_Exercise aim_
Looking at the data below, count the lines that contain the string "grid". Write only the total.

□ □ □

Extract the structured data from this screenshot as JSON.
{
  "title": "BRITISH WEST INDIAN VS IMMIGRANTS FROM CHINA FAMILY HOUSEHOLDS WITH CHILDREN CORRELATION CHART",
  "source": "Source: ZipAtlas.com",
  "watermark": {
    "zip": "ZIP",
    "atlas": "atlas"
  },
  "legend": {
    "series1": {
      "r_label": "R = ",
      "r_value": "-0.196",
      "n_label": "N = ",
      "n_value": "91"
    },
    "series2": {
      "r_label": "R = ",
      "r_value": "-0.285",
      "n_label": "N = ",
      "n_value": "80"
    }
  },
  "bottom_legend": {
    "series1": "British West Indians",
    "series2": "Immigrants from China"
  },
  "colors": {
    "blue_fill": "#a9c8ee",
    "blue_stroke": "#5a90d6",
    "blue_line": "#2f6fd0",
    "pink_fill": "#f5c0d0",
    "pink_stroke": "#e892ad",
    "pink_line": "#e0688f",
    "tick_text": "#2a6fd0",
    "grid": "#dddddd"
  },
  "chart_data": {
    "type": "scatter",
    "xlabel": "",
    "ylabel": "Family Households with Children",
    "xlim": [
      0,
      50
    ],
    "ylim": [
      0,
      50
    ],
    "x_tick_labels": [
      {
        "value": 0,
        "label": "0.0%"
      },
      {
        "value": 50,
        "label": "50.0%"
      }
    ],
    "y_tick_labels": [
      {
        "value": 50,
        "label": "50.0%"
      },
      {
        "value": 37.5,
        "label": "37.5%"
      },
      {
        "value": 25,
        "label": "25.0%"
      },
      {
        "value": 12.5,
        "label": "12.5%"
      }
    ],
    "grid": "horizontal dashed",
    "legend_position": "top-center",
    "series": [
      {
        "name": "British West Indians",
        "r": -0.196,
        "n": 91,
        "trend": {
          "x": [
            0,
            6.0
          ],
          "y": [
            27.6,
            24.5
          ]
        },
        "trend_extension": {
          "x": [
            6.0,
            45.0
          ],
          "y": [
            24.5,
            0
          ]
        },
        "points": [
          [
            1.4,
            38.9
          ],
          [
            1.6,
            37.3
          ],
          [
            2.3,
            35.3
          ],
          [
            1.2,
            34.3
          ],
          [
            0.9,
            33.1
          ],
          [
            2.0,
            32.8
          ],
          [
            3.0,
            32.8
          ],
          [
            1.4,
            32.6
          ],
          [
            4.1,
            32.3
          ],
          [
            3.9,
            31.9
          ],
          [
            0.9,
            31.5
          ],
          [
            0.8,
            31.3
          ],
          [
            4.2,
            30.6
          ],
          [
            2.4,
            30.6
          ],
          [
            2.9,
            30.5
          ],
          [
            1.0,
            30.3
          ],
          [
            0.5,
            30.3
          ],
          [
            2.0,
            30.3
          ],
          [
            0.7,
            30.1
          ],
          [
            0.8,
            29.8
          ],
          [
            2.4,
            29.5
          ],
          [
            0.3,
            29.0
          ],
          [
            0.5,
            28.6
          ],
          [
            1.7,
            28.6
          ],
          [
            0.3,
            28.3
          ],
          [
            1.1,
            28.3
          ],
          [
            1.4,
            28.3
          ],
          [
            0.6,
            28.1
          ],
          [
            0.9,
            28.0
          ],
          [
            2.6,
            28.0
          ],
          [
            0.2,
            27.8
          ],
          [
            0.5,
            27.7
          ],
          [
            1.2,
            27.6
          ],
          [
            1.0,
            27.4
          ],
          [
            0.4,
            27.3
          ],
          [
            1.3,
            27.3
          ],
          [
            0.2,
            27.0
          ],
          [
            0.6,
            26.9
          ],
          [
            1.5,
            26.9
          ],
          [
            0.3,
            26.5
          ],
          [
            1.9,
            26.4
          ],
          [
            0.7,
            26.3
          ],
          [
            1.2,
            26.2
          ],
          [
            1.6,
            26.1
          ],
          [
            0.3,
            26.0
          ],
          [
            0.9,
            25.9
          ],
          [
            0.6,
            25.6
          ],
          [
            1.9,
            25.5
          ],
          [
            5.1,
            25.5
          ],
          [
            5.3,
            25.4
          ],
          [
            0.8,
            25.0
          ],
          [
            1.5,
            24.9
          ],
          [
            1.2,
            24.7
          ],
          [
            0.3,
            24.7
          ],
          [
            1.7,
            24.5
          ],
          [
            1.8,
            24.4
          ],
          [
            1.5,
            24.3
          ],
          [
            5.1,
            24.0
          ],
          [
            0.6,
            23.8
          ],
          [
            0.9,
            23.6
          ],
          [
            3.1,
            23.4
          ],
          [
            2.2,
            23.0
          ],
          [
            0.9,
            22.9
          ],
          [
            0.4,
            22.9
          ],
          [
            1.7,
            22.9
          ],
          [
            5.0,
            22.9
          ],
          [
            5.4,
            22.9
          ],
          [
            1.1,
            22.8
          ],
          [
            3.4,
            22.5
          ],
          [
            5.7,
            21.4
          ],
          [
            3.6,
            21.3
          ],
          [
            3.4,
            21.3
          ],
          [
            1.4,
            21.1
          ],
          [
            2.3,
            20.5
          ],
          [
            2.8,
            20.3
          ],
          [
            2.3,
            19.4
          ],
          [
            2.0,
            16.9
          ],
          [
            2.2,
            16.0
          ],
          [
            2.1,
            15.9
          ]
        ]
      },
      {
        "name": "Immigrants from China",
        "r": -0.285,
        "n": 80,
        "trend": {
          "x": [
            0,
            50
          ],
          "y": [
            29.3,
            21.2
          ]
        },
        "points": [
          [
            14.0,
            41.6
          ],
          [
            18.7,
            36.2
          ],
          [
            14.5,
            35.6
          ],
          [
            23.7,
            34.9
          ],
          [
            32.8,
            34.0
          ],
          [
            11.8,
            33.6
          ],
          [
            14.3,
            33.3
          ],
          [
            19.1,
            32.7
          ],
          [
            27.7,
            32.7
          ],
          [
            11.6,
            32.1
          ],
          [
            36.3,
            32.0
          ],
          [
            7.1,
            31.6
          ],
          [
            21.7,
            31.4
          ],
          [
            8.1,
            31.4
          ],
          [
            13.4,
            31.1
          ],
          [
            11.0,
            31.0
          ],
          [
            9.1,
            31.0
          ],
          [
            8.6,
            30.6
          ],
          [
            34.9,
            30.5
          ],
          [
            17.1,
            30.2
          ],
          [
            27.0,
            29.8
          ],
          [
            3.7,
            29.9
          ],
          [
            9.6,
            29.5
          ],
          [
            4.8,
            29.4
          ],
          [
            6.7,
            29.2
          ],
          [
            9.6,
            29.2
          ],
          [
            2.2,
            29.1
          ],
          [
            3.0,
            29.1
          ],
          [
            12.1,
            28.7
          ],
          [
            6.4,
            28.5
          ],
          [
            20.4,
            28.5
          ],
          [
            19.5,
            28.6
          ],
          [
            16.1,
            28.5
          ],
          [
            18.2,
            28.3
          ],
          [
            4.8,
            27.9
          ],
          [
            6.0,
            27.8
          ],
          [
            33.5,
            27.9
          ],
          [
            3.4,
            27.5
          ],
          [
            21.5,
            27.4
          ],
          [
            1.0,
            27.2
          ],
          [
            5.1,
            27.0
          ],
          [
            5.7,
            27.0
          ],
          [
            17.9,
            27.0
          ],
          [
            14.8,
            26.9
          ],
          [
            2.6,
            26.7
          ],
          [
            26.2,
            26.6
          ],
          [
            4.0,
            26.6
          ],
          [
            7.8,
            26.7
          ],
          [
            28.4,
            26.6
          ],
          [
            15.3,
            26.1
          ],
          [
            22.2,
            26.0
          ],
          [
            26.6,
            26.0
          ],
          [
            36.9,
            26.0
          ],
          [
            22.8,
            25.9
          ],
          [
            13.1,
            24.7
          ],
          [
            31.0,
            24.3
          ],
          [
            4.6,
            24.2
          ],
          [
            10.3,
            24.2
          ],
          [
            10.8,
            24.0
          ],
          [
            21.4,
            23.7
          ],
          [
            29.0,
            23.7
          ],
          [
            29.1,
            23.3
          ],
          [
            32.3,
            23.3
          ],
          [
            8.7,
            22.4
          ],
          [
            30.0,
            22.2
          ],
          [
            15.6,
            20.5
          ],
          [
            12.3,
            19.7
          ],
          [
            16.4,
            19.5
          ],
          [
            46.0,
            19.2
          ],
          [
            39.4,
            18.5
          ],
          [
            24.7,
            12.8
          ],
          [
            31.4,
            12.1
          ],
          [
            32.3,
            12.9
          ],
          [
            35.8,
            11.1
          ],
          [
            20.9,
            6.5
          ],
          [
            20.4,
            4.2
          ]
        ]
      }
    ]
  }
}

□ □ □

_Full output_
2